STATED TASK.
Check every line below for the word "Shortest" and give only the number of lines where it appears.

RECORDS FOR THE TASK.
════════════════

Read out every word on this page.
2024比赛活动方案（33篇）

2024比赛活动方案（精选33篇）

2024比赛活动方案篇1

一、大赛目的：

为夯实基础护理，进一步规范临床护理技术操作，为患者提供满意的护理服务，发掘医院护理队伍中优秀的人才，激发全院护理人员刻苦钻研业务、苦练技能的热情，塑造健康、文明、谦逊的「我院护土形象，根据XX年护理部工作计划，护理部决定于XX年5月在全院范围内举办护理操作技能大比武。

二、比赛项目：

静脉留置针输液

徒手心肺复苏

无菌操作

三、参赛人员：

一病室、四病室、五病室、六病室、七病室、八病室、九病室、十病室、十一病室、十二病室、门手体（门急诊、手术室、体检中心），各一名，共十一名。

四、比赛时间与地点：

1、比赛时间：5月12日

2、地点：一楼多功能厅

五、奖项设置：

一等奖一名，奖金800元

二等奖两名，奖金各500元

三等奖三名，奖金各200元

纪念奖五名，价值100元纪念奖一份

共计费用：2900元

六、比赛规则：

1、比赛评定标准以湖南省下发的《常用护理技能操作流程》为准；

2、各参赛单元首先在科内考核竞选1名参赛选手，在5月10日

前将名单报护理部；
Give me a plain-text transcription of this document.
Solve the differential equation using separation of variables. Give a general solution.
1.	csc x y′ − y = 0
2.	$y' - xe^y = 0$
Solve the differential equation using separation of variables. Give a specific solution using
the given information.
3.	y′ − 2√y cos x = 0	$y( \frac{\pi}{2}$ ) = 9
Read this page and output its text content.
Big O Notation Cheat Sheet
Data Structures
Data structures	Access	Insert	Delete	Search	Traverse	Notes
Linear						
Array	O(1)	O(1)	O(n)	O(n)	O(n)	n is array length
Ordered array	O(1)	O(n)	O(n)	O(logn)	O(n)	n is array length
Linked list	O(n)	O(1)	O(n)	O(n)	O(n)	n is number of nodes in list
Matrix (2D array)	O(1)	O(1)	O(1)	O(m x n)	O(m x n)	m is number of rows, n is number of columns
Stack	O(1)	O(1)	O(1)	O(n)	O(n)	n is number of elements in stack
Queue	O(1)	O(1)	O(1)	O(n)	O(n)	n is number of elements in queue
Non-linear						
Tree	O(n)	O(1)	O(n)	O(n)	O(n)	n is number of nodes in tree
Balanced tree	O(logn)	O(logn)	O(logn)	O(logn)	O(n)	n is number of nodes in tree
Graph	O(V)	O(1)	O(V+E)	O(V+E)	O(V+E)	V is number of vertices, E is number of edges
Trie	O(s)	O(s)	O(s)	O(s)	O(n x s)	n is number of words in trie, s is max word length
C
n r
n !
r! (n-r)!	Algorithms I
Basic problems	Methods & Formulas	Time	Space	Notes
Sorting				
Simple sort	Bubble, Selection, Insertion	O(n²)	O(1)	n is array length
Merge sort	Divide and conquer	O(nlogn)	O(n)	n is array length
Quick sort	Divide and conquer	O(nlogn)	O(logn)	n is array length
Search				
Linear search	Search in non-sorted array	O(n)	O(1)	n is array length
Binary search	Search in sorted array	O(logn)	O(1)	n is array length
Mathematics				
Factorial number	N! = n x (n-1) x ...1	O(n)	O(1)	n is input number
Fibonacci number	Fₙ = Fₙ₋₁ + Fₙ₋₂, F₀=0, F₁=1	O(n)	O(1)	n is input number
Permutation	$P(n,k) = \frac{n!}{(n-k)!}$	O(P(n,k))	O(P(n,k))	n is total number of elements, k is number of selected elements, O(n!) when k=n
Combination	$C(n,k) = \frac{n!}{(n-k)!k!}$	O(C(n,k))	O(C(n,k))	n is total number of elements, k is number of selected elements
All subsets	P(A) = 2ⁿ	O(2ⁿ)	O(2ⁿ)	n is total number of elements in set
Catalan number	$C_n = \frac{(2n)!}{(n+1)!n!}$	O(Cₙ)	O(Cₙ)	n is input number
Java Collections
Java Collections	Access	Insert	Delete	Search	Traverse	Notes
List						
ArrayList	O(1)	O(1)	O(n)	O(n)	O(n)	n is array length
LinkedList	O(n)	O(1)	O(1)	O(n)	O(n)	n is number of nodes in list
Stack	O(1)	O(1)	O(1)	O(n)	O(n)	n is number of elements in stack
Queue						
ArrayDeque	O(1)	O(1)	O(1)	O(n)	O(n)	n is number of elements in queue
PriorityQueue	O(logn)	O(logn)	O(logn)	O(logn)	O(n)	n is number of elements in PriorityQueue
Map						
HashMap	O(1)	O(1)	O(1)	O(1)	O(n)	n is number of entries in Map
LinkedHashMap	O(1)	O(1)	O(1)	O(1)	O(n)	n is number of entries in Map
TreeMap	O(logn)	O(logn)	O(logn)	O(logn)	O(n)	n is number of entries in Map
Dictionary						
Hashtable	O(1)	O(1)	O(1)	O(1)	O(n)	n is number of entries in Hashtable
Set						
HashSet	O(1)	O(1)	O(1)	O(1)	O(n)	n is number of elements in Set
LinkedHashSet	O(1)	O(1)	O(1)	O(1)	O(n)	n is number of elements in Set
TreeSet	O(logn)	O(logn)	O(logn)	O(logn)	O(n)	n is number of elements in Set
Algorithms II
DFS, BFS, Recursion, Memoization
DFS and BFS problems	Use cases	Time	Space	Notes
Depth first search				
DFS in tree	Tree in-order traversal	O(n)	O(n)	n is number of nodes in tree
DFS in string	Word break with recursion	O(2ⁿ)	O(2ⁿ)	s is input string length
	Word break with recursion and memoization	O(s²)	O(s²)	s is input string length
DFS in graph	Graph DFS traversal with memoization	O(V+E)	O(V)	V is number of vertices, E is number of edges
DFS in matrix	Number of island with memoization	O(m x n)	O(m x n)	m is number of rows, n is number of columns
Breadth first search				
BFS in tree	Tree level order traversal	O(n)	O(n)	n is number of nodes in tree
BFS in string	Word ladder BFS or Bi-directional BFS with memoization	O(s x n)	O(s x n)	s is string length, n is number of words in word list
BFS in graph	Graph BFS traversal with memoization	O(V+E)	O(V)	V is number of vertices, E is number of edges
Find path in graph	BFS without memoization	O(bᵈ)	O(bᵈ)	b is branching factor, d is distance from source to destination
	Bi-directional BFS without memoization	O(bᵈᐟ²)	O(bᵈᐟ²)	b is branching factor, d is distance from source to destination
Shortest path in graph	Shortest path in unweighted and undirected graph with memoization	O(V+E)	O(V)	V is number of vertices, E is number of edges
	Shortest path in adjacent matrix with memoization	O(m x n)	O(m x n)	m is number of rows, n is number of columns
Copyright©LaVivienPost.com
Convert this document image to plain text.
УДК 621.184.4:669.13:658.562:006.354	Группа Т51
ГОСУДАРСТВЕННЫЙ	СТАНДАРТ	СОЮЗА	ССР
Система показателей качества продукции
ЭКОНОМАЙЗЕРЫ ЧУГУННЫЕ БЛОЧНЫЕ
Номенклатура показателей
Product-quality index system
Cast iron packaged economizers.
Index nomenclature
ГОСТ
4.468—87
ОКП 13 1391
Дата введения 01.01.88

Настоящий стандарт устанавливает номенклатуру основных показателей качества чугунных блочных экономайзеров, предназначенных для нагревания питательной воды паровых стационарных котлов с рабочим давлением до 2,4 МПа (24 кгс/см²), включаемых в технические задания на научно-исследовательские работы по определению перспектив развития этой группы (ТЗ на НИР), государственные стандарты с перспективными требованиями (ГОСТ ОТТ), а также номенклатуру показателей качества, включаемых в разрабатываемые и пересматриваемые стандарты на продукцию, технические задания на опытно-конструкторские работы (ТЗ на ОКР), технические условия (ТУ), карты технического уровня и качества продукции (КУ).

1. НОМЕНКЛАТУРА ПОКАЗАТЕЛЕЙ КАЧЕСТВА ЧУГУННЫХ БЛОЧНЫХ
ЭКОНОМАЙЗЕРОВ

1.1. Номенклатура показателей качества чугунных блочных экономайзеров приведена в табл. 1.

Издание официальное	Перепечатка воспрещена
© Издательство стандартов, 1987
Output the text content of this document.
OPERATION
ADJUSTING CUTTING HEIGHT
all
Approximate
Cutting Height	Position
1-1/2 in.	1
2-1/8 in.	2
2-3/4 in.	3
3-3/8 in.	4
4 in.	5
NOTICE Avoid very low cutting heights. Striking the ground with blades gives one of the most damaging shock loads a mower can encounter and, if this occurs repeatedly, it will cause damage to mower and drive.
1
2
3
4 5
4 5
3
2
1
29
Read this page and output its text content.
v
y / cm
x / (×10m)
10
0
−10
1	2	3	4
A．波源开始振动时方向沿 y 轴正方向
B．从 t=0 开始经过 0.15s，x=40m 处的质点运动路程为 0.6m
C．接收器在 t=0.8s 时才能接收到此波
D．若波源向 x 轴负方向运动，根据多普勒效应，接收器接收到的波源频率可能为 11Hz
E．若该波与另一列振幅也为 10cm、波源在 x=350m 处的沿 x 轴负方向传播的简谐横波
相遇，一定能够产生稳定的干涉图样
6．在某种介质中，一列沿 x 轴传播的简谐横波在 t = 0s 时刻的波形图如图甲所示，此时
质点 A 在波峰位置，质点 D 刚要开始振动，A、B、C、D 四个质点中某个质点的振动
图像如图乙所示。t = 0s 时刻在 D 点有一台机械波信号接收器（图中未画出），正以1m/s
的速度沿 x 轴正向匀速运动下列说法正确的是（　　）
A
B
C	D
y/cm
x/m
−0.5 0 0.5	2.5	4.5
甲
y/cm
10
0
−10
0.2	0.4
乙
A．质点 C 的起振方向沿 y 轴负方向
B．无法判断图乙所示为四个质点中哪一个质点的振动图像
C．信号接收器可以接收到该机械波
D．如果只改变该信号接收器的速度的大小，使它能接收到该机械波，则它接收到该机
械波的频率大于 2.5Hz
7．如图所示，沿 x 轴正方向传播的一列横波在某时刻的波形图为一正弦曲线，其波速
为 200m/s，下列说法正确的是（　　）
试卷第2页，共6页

════════════════

FINISHED TASK.
2